• _Exercise instructions_
Write every entry out again exactly, please, and skip the pictures.

• _Dataset content_
## start

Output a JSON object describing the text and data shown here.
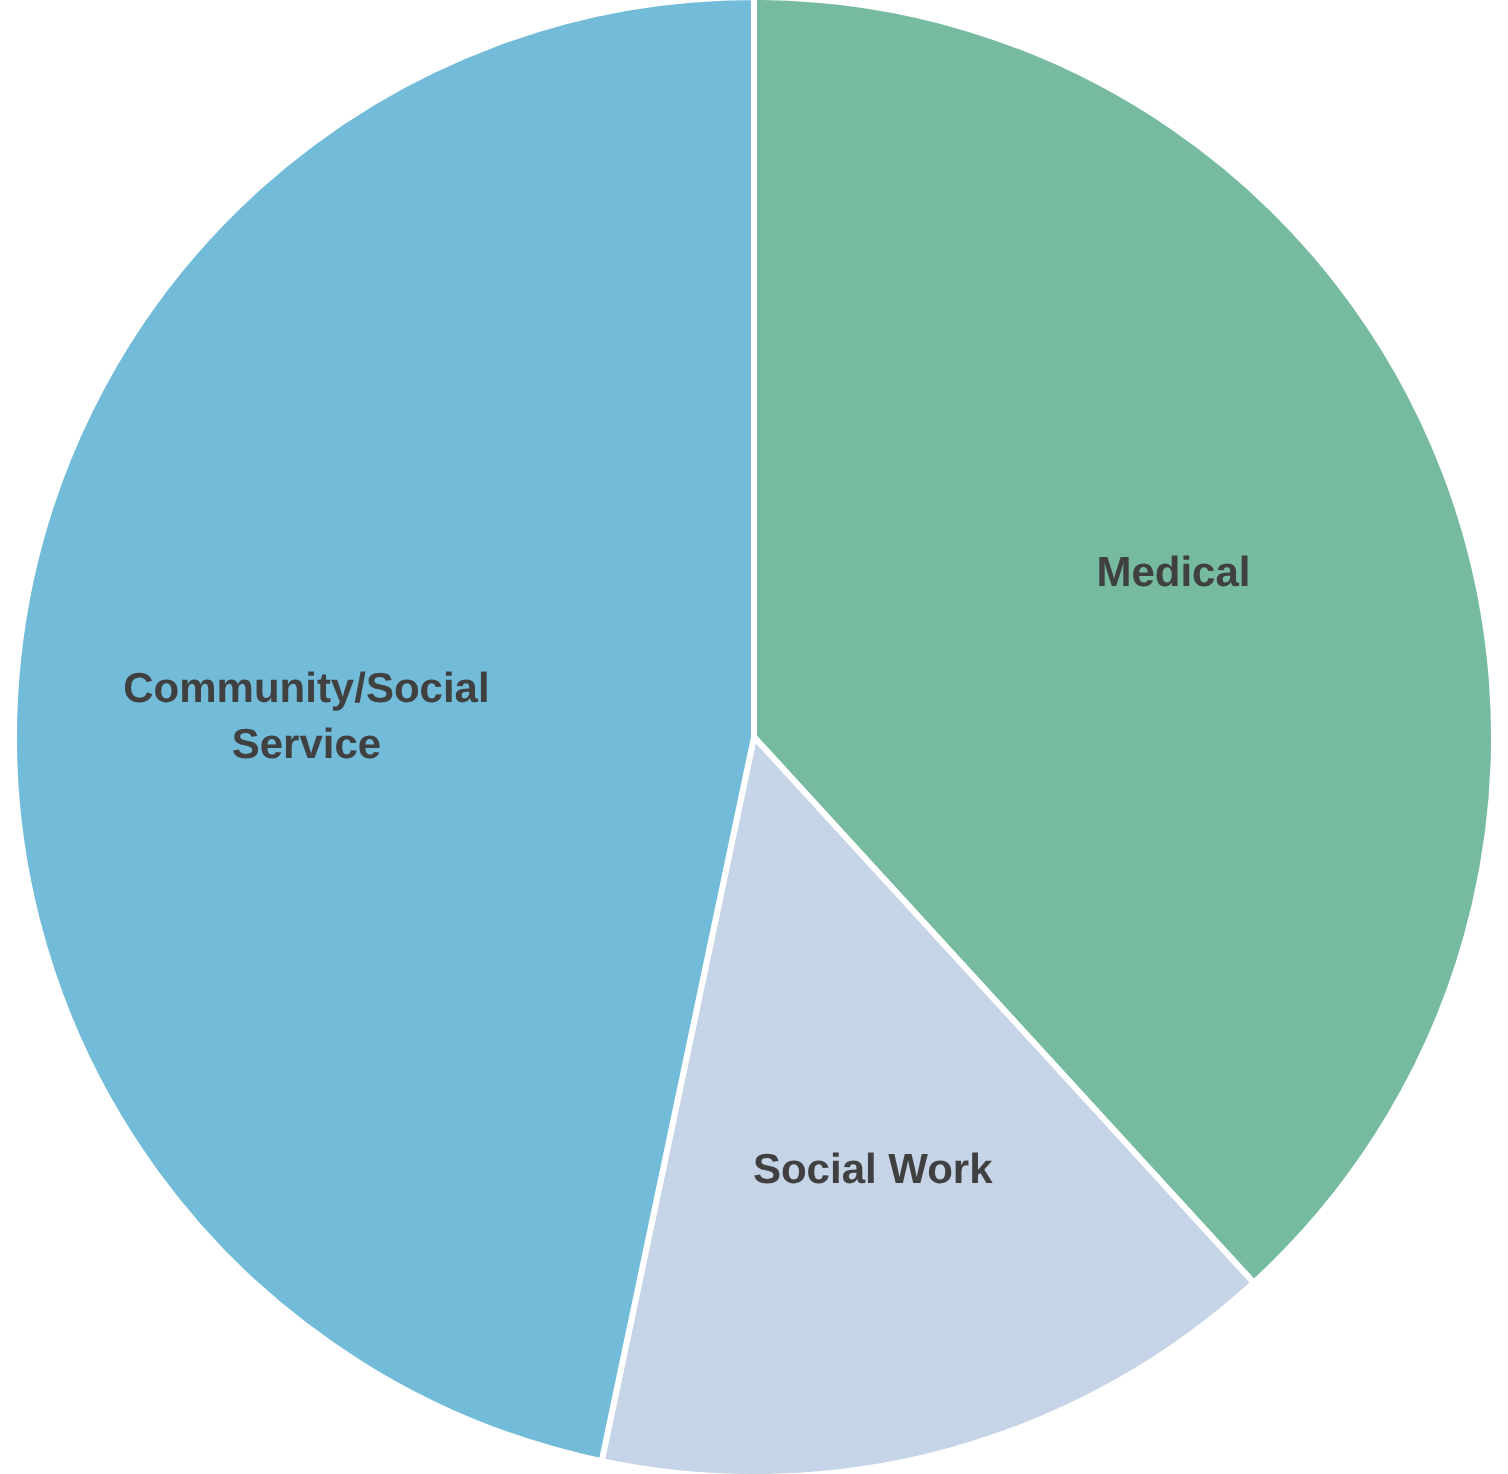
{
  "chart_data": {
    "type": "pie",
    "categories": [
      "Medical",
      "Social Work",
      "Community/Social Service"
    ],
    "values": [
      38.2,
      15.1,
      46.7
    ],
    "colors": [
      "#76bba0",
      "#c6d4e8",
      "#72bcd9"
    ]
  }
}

## end

• _Solved exercise_
Output a JSON object describing the text and data shown here.
{
  "chart_data": {
    "type": "pie",
    "categories": [
      "Medical",
      "Social Work",
      "Community/Social Service"
    ],
    "values": [
      38.2,
      15.1,
      46.7
    ],
    "colors": [
      "#76bba0",
      "#c6d4e8",
      "#72bcd9"
    ]
  }
}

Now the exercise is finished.